Exercise instructions
Reproduce each line of the listing exactly.

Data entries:

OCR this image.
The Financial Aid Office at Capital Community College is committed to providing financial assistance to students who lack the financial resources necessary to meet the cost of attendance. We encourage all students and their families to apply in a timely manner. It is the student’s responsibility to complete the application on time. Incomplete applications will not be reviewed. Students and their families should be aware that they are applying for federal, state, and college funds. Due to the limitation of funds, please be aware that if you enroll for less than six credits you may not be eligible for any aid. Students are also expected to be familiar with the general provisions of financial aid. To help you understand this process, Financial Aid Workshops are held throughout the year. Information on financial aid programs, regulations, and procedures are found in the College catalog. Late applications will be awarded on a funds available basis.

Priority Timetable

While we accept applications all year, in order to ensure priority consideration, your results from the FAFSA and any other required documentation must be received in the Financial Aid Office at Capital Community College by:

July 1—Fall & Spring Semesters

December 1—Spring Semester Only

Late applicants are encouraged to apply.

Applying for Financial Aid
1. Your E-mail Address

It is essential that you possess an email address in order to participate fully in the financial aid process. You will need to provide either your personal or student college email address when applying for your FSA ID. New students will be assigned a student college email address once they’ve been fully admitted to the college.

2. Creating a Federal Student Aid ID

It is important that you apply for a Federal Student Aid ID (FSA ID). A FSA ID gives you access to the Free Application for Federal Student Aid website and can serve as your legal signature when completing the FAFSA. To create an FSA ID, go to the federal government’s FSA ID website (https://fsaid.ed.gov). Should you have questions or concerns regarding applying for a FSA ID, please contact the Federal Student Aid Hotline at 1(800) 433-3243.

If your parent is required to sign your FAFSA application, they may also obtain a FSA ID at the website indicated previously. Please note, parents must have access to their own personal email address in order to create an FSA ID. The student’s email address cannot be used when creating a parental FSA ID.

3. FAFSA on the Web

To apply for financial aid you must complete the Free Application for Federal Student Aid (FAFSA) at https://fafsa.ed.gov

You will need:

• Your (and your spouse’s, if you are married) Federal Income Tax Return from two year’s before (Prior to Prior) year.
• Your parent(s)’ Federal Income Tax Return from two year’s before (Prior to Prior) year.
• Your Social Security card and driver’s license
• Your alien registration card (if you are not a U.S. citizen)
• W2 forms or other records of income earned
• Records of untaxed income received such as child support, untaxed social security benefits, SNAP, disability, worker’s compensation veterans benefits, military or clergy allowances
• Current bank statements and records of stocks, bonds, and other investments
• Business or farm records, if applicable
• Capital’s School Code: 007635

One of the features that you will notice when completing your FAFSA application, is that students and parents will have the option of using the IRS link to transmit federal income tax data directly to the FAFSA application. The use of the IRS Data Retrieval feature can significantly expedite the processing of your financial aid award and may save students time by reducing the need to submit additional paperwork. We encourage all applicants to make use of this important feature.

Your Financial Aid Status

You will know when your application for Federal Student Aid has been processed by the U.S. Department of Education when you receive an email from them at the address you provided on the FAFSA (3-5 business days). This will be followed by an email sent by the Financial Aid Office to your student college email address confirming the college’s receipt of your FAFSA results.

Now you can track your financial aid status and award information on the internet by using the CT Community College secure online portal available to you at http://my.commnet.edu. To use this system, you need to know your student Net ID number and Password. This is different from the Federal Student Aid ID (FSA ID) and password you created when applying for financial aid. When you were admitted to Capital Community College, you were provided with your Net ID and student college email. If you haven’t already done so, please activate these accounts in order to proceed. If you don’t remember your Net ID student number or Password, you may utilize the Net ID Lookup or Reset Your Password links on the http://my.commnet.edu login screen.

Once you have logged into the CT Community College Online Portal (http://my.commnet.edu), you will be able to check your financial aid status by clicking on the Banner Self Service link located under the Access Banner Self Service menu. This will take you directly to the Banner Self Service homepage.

Correct response
OCR this image.
The Financial Aid Office at Capital Community College is committed to providing financial assistance to students who lack the financial resources necessary to meet the cost of attendance. We encourage all students and their families to apply in a timely manner. It is the student’s responsibility to complete the application on time. Incomplete applications will not be reviewed. Students and their families should be aware that they are applying for federal, state, and college funds. Due to the limitation of funds, please be aware that if you enroll for less than six credits you may not be eligible for any aid. Students are also expected to be familiar with the general provisions of financial aid. To help you understand this process, Financial Aid Workshops are held throughout the year. Information on financial aid programs, regulations, and procedures are found in the College catalog. Late applications will be awarded on a funds available basis.

Priority Timetable

While we accept applications all year, in order to ensure priority consideration, your results from the FAFSA and any other required documentation must be received in the Financial Aid Office at Capital Community College by:

July 1—Fall & Spring Semesters

December 1—Spring Semester Only

Late applicants are encouraged to apply.

Applying for Financial Aid
1. Your E-mail Address

It is essential that you possess an email address in order to participate fully in the financial aid process. You will need to provide either your personal or student college email address when applying for your FSA ID. New students will be assigned a student college email address once they’ve been fully admitted to the college.

2. Creating a Federal Student Aid ID

It is important that you apply for a Federal Student Aid ID (FSA ID). A FSA ID gives you access to the Free Application for Federal Student Aid website and can serve as your legal signature when completing the FAFSA. To create an FSA ID, go to the federal government’s FSA ID website (https://fsaid.ed.gov). Should you have questions or concerns regarding applying for a FSA ID, please contact the Federal Student Aid Hotline at 1(800) 433-3243.

If your parent is required to sign your FAFSA application, they may also obtain a FSA ID at the website indicated previously. Please note, parents must have access to their own personal email address in order to create an FSA ID. The student’s email address cannot be used when creating a parental FSA ID.

3. FAFSA on the Web

To apply for financial aid you must complete the Free Application for Federal Student Aid (FAFSA) at https://fafsa.ed.gov

You will need:

• Your (and your spouse’s, if you are married) Federal Income Tax Return from two year’s before (Prior to Prior) year.
• Your parent(s)’ Federal Income Tax Return from two year’s before (Prior to Prior) year.
• Your Social Security card and driver’s license
• Your alien registration card (if you are not a U.S. citizen)
• W2 forms or other records of income earned
• Records of untaxed income received such as child support, untaxed social security benefits, SNAP, disability, worker’s compensation veterans benefits, military or clergy allowances
• Current bank statements and records of stocks, bonds, and other investments
• Business or farm records, if applicable
• Capital’s School Code: 007635

One of the features that you will notice when completing your FAFSA application, is that students and parents will have the option of using the IRS link to transmit federal income tax data directly to the FAFSA application. The use of the IRS Data Retrieval feature can significantly expedite the processing of your financial aid award and may save students time by reducing the need to submit additional paperwork. We encourage all applicants to make use of this important feature.

Your Financial Aid Status

You will know when your application for Federal Student Aid has been processed by the U.S. Department of Education when you receive an email from them at the address you provided on the FAFSA (3-5 business days). This will be followed by an email sent by the Financial Aid Office to your student college email address confirming the college’s receipt of your FAFSA results.

Now you can track your financial aid status and award information on the internet by using the CT Community College secure online portal available to you at http://my.commnet.edu. To use this system, you need to know your student Net ID number and Password. This is different from the Federal Student Aid ID (FSA ID) and password you created when applying for financial aid. When you were admitted to Capital Community College, you were provided with your Net ID and student college email. If you haven’t already done so, please activate these accounts in order to proceed. If you don’t remember your Net ID student number or Password, you may utilize the Net ID Lookup or Reset Your Password links on the http://my.commnet.edu login screen.

Once you have logged into the CT Community College Online Portal (http://my.commnet.edu), you will be able to check your financial aid status by clicking on the Banner Self Service link located under the Access Banner Self Service menu. This will take you directly to the Banner Self Service homepage.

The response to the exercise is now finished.